— START OF STORED ROWS —
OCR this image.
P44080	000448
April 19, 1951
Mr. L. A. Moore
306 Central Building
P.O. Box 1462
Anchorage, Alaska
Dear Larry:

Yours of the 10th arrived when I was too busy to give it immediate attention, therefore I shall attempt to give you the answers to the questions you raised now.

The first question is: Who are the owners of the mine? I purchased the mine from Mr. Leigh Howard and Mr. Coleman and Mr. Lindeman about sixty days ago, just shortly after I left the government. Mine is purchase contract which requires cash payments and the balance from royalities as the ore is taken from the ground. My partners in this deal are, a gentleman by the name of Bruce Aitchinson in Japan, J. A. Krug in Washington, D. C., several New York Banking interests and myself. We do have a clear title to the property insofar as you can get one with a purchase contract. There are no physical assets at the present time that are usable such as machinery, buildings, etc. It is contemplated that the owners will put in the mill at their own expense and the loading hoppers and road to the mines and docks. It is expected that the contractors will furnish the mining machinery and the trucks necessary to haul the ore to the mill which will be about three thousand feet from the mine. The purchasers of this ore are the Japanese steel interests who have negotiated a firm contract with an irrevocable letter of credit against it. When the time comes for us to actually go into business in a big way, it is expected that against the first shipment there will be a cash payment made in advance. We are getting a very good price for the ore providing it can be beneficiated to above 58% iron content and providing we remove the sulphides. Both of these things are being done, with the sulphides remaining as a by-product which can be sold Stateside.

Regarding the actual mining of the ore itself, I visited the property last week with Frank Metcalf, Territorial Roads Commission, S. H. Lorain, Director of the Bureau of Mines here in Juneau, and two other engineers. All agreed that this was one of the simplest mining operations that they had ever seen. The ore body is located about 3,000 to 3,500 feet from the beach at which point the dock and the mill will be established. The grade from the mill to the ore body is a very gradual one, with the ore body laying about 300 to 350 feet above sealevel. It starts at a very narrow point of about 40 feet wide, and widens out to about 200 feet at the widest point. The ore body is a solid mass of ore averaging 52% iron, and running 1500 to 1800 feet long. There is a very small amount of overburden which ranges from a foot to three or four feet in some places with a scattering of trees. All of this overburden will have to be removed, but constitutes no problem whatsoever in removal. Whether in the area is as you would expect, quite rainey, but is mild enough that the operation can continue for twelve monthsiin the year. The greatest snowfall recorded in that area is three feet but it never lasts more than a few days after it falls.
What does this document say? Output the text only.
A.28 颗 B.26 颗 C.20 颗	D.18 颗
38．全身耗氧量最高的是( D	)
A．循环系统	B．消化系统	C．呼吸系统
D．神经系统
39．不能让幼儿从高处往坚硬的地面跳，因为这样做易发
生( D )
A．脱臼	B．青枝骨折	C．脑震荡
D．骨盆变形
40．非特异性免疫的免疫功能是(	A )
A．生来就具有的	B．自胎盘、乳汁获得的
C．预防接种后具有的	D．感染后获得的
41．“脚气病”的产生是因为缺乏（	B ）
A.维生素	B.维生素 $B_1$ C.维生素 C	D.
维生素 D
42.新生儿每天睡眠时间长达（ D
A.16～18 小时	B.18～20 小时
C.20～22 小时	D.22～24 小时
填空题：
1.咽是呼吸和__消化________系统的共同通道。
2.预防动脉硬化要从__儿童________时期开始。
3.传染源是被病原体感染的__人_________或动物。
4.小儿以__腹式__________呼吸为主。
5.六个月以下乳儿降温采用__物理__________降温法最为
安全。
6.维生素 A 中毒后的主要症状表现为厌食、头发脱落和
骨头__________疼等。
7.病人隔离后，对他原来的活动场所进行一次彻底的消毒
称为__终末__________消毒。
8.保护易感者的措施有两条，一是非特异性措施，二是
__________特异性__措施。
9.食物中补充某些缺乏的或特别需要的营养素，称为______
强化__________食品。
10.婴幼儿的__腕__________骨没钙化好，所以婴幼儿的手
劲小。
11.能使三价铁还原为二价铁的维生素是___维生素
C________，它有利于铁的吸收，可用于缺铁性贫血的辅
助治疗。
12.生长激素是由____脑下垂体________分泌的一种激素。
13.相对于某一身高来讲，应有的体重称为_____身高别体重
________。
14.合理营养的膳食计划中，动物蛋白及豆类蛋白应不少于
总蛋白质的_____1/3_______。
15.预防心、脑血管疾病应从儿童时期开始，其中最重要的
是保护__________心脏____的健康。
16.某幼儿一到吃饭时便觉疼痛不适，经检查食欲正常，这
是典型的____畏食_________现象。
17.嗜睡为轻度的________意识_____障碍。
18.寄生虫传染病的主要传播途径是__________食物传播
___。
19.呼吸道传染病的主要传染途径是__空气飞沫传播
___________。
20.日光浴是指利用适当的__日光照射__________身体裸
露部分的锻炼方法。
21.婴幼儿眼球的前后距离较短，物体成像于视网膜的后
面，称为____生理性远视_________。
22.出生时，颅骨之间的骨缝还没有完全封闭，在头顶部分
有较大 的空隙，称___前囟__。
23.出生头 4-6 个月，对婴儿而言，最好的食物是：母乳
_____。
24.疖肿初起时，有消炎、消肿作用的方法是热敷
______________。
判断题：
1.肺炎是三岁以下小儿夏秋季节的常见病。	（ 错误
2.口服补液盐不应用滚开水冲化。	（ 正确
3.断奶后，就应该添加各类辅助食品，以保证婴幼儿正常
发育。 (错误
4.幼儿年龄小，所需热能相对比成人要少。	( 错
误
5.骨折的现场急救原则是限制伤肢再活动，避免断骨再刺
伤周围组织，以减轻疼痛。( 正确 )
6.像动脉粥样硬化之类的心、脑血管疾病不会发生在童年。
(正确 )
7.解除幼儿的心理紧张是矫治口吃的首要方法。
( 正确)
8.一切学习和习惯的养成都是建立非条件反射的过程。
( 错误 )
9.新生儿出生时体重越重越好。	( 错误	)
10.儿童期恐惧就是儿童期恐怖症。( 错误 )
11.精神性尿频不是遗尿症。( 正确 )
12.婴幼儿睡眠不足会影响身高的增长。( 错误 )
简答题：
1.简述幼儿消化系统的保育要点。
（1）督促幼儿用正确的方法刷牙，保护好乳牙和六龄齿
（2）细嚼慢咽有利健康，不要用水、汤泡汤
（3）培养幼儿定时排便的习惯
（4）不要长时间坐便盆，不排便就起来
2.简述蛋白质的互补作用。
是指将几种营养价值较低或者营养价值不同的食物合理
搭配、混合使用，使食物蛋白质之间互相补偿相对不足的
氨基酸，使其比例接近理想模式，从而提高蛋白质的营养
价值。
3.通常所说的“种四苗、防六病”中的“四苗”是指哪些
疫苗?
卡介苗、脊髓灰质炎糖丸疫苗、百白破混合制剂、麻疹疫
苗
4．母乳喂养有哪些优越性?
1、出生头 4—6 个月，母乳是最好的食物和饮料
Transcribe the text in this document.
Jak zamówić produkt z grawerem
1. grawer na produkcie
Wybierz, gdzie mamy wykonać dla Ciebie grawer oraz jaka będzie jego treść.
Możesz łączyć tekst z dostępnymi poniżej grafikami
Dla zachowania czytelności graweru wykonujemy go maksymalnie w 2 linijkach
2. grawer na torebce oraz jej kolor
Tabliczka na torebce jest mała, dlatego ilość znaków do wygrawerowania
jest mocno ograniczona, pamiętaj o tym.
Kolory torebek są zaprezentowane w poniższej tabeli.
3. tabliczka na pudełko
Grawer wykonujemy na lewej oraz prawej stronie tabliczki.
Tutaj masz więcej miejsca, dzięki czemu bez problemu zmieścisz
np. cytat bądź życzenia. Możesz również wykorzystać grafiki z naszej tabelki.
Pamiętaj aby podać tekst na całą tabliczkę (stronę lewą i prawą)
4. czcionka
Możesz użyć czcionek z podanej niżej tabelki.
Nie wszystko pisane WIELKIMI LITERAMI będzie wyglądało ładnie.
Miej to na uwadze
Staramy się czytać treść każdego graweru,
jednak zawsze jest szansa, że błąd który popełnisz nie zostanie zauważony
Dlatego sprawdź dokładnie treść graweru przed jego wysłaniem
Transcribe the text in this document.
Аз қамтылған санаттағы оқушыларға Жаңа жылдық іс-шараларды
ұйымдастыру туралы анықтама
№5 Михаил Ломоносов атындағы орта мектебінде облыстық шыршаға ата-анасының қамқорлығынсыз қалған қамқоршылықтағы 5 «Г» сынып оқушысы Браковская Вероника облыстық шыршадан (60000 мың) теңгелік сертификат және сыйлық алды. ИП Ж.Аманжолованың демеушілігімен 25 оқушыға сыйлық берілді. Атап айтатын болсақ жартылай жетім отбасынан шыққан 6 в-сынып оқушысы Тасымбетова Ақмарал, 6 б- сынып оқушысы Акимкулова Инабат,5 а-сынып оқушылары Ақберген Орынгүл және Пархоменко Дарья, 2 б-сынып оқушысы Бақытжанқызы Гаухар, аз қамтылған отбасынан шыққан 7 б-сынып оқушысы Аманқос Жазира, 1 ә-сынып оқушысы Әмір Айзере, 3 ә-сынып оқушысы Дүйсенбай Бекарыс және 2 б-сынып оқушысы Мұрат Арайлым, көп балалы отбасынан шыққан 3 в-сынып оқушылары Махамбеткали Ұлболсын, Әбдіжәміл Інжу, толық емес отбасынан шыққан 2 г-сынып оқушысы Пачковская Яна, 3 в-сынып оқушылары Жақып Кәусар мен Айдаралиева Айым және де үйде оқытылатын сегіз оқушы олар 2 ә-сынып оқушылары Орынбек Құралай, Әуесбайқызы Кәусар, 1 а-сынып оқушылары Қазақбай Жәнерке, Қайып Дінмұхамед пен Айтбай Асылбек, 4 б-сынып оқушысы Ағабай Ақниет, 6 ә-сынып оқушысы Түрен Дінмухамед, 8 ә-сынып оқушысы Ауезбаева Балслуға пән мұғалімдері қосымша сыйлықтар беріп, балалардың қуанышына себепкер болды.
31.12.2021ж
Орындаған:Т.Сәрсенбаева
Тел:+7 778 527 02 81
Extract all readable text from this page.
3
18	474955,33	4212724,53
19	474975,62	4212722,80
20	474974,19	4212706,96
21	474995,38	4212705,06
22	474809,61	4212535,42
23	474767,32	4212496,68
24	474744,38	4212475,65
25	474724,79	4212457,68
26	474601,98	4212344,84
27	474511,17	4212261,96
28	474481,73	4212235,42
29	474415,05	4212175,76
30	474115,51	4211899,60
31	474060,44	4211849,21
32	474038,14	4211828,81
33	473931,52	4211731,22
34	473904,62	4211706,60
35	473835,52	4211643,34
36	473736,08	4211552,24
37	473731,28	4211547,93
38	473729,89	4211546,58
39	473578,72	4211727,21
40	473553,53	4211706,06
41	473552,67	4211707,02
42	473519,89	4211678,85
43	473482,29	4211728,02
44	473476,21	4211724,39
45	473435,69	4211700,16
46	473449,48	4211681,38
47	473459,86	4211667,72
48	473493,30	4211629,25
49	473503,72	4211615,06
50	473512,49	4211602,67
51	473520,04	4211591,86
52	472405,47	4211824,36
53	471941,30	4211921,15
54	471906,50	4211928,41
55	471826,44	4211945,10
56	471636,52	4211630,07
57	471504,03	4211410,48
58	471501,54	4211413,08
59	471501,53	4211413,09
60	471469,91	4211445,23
— END OF STORED ROWS —
__WHAT YOU ARE ASKED TO DO__:
Copy each line of the listing in which the word "Możesz" can be found.

__SOLUTION__:
Możesz łączyć tekst z dostępnymi poniżej grafikami
np. cytat bądź życzenia. Możesz również wykorzystać grafiki z naszej tabelki.
Możesz użyć czcionek z podanej niżej tabelki.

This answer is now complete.